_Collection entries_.
--------------------------------
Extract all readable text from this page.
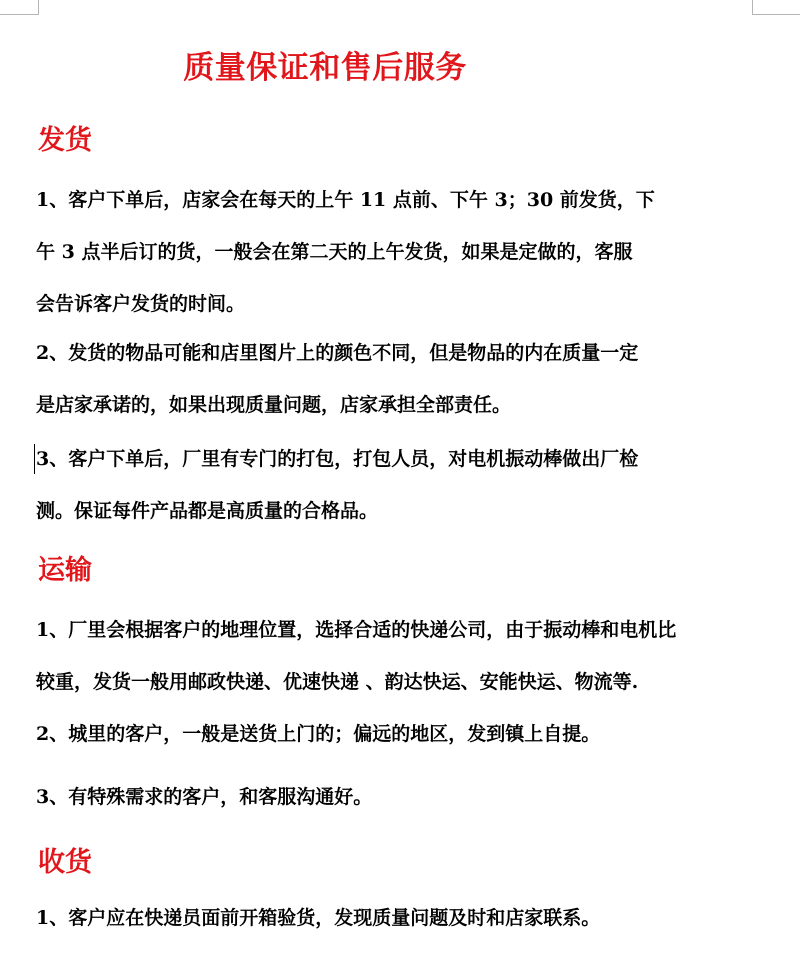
质量保证和售后服务
发货
1、客户下单后，店家会在每天的上午 11 点前、下午 3；30 前发货，下
午 3 点半后订的货，一般会在第二天的上午发货，如果是定做的，客服
会告诉客户发货的时间。
2、发货的物品可能和店里图片上的颜色不同，但是物品的内在质量一定
是店家承诺的，如果出现质量问题，店家承担全部责任。
3、客户下单后，厂里有专门的打包，打包人员，对电机振动棒做出厂检
测。保证每件产品都是高质量的合格品。
运输
1、厂里会根据客户的地理位置，选择合适的快递公司，由于振动棒和电机比
较重，发货一般用邮政快递、优速快递 、韵达快运、安能快运、物流等.
2、城里的客户，一般是送货上门的；偏远的地区，发到镇上自提。
3、有特殊需求的客户，和客服沟通好。
收货
1、客户应在快递员面前开箱验货，发现质量问题及时和店家联系。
--------------------------------
_Given exercise_. Only a number is wanted: how many lines contain "客户下单后"?

_Task output_. 2